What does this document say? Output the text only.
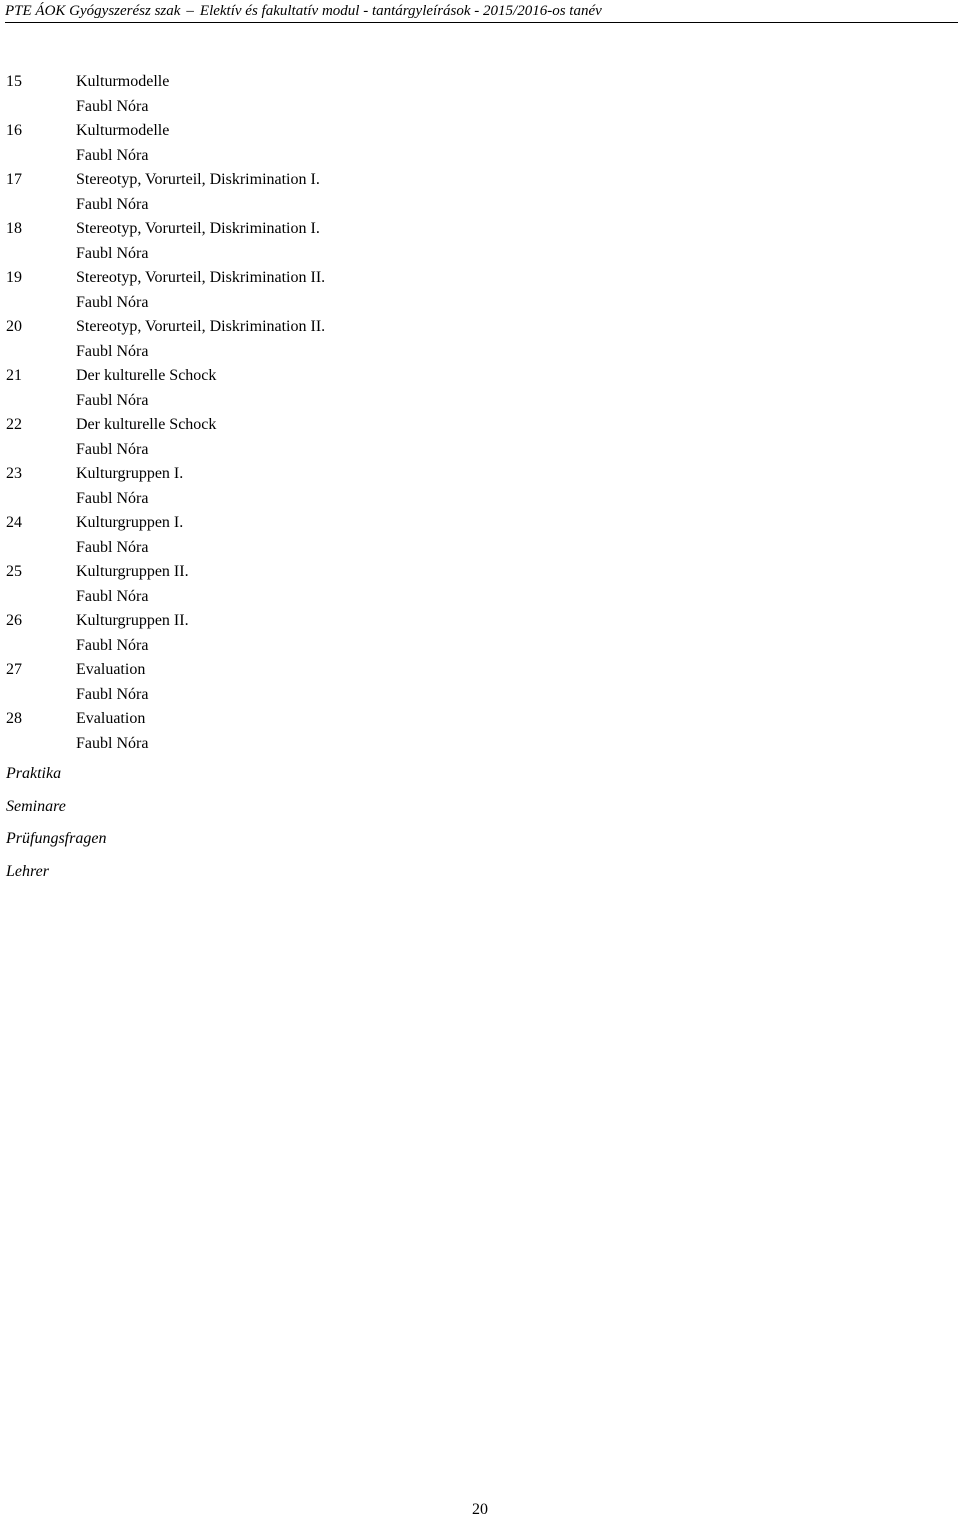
PTE ÁOK Gyógyszerész szak – Elektív és fakultatív modul - tantárgyleírások - 2015/2016-os tanév
15	Kulturmodelle
Faubl Nóra
16	Kulturmodelle
Faubl Nóra
17	Stereotyp, Vorurteil, Diskrimination I.
Faubl Nóra
18	Stereotyp, Vorurteil, Diskrimination I.
Faubl Nóra
19	Stereotyp, Vorurteil, Diskrimination II.
Faubl Nóra
20	Stereotyp, Vorurteil, Diskrimination II.
Faubl Nóra
21	Der kulturelle Schock
Faubl Nóra
22	Der kulturelle Schock
Faubl Nóra
23	Kulturgruppen I.
Faubl Nóra
24	Kulturgruppen I.
Faubl Nóra
25	Kulturgruppen II.
Faubl Nóra
26	Kulturgruppen II.
Faubl Nóra
27	Evaluation
Faubl Nóra
28	Evaluation
Faubl Nóra
Praktika
Seminare
Prüfungsfragen
Lehrer
20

--- --- ---

# [Given task]
Repeat the listing in full and exactly. Leave any pictures out.

# [The response]
What does this document say? Output the text only.
PTE ÁOK Gyógyszerész szak – Elektív és fakultatív modul - tantárgyleírások - 2015/2016-os tanév
15	Kulturmodelle
Faubl Nóra
16	Kulturmodelle
Faubl Nóra
17	Stereotyp, Vorurteil, Diskrimination I.
Faubl Nóra
18	Stereotyp, Vorurteil, Diskrimination I.
Faubl Nóra
19	Stereotyp, Vorurteil, Diskrimination II.
Faubl Nóra
20	Stereotyp, Vorurteil, Diskrimination II.
Faubl Nóra
21	Der kulturelle Schock
Faubl Nóra
22	Der kulturelle Schock
Faubl Nóra
23	Kulturgruppen I.
Faubl Nóra
24	Kulturgruppen I.
Faubl Nóra
25	Kulturgruppen II.
Faubl Nóra
26	Kulturgruppen II.
Faubl Nóra
27	Evaluation
Faubl Nóra
28	Evaluation
Faubl Nóra
Praktika
Seminare
Prüfungsfragen
Lehrer
20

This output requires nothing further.